* Brief:
Isolate every line in the records below with "ElraenSevenKisi" in it.

[Stored entries]

— Begin —

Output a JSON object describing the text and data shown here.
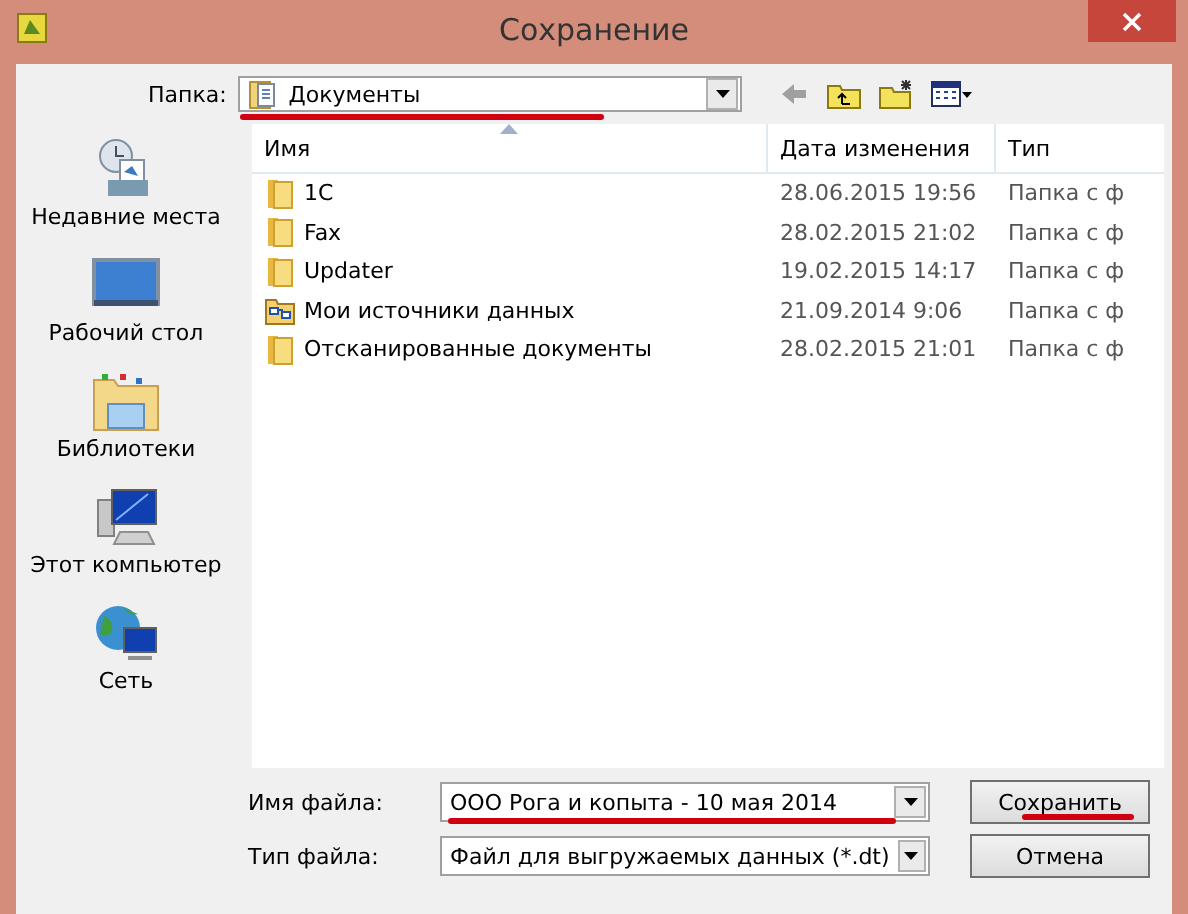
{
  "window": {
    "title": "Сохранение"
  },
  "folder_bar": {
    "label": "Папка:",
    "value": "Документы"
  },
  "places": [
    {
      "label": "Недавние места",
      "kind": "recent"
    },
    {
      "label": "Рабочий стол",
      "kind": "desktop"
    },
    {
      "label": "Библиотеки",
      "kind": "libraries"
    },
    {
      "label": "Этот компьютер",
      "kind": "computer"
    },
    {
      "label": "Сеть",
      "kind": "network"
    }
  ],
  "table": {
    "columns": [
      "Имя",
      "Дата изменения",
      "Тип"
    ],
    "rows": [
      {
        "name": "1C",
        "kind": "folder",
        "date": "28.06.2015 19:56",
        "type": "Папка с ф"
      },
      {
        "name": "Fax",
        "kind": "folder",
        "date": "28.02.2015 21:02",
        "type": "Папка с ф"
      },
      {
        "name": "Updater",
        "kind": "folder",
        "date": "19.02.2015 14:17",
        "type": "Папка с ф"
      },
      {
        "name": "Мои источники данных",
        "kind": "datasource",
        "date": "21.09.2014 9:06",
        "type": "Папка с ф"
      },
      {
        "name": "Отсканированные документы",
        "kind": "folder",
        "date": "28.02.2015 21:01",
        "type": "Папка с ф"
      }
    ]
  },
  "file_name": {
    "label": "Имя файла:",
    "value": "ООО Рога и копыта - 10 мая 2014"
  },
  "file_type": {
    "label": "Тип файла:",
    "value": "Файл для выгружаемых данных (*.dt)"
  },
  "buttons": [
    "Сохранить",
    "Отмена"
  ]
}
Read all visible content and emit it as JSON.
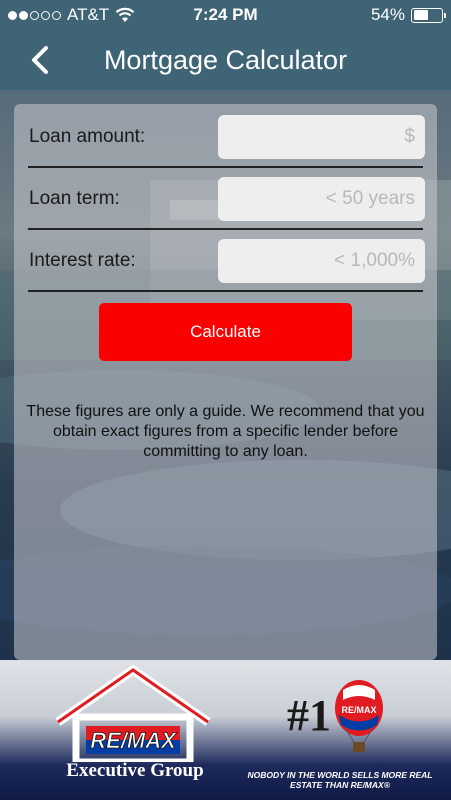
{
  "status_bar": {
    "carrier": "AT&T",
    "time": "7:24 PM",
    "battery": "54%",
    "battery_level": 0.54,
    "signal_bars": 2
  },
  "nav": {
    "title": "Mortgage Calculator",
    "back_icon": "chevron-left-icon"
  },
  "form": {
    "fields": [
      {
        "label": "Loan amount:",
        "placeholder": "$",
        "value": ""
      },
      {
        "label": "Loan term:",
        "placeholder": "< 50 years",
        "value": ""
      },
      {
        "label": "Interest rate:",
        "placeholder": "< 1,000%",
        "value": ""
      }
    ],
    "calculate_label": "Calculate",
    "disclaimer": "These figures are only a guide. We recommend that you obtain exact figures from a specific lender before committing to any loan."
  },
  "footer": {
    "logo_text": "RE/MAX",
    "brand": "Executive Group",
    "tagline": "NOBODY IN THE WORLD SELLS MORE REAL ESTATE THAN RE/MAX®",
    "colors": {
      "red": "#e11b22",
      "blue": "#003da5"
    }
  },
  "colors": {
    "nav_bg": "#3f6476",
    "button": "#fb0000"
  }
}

— End —
— Begin —

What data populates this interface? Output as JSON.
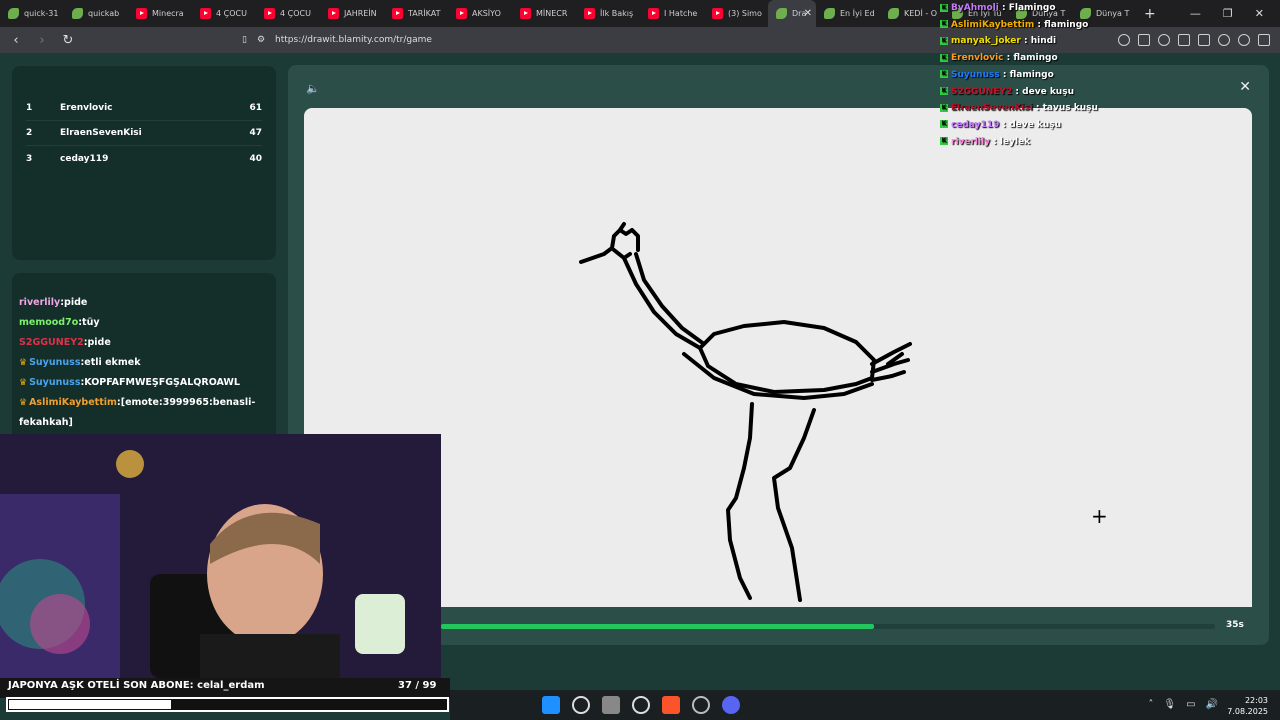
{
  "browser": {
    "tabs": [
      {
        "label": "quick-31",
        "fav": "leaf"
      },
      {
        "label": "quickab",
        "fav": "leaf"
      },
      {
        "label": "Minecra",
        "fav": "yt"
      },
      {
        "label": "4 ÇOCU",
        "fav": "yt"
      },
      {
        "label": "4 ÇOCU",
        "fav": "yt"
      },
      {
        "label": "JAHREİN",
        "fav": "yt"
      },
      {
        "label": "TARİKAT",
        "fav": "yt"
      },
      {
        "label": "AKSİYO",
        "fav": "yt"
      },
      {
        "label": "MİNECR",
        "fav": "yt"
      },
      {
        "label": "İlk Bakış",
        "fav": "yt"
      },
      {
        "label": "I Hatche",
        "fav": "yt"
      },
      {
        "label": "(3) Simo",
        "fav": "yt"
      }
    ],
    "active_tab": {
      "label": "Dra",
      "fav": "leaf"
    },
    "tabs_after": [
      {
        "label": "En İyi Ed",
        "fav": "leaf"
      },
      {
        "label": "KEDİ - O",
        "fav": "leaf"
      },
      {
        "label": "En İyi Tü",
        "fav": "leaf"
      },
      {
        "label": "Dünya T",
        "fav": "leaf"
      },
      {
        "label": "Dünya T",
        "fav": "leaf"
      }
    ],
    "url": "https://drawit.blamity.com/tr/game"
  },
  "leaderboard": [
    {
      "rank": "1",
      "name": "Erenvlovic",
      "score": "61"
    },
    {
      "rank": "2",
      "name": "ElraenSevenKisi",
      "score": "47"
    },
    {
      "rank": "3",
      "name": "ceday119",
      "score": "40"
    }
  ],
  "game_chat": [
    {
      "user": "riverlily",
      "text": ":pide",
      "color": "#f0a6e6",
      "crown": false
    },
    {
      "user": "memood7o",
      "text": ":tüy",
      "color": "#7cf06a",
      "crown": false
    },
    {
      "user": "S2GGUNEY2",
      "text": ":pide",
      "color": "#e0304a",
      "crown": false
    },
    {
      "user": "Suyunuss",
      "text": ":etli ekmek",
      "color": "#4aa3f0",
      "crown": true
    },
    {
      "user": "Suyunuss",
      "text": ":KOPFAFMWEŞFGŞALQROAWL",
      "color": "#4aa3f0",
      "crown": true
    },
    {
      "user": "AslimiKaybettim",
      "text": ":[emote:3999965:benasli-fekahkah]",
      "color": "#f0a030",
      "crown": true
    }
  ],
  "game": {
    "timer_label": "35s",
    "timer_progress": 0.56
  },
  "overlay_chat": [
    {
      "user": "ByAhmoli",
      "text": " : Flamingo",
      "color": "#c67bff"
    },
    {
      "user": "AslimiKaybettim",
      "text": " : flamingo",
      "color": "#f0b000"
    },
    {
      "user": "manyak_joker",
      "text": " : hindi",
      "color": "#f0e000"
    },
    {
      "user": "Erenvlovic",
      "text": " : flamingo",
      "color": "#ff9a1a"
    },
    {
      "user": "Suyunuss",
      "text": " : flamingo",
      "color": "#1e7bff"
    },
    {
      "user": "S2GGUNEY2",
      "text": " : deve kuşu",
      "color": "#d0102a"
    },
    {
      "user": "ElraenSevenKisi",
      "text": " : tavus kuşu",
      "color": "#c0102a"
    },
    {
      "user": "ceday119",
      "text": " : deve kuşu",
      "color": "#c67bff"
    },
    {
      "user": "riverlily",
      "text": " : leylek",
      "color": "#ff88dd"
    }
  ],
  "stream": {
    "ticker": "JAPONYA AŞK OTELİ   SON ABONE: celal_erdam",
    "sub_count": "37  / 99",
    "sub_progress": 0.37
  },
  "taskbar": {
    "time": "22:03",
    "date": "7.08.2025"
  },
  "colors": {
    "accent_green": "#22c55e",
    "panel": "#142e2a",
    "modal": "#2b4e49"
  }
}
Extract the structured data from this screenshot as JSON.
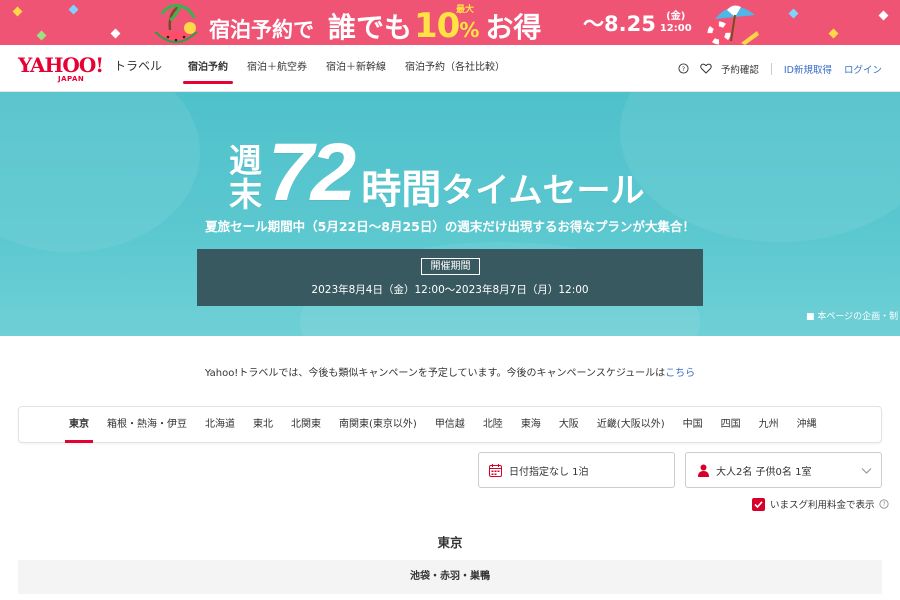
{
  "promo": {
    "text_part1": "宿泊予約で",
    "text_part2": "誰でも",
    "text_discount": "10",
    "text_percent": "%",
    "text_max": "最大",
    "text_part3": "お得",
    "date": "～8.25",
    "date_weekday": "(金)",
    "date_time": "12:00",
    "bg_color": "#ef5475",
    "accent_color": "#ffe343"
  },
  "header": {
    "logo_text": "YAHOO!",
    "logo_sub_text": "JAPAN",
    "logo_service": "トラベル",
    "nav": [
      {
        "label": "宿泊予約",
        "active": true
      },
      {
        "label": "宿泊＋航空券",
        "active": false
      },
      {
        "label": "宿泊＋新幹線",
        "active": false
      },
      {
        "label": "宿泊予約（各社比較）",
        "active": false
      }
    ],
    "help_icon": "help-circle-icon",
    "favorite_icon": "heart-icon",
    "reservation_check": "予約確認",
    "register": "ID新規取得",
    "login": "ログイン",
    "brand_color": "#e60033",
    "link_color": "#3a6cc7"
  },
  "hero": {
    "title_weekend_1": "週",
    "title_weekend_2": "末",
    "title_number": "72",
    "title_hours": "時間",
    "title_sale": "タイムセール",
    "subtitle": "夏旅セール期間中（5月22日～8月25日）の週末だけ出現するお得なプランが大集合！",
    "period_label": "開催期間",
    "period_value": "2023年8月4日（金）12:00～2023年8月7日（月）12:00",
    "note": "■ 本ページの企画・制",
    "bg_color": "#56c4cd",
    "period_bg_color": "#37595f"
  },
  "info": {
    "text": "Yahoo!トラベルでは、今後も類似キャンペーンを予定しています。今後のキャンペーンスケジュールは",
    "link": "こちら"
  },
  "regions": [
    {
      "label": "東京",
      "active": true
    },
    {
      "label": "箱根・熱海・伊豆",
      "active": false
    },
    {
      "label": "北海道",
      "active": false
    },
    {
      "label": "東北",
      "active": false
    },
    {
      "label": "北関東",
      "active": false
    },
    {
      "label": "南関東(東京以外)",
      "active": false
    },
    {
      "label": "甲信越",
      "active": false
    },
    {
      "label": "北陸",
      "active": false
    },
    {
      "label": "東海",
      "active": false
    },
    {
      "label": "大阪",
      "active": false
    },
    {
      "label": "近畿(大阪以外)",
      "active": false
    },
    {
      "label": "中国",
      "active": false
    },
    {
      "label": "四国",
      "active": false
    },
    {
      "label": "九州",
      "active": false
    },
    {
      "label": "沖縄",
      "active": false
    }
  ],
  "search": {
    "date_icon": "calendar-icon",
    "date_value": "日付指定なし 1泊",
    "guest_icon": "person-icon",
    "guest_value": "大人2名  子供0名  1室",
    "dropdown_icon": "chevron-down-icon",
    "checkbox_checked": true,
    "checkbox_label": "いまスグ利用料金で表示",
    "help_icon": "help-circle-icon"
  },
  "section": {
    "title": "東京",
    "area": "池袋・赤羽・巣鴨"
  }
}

— End —

* Answer to the task:
      "name": "ElraenSevenKisi",
      "user": "ElraenSevenKisi",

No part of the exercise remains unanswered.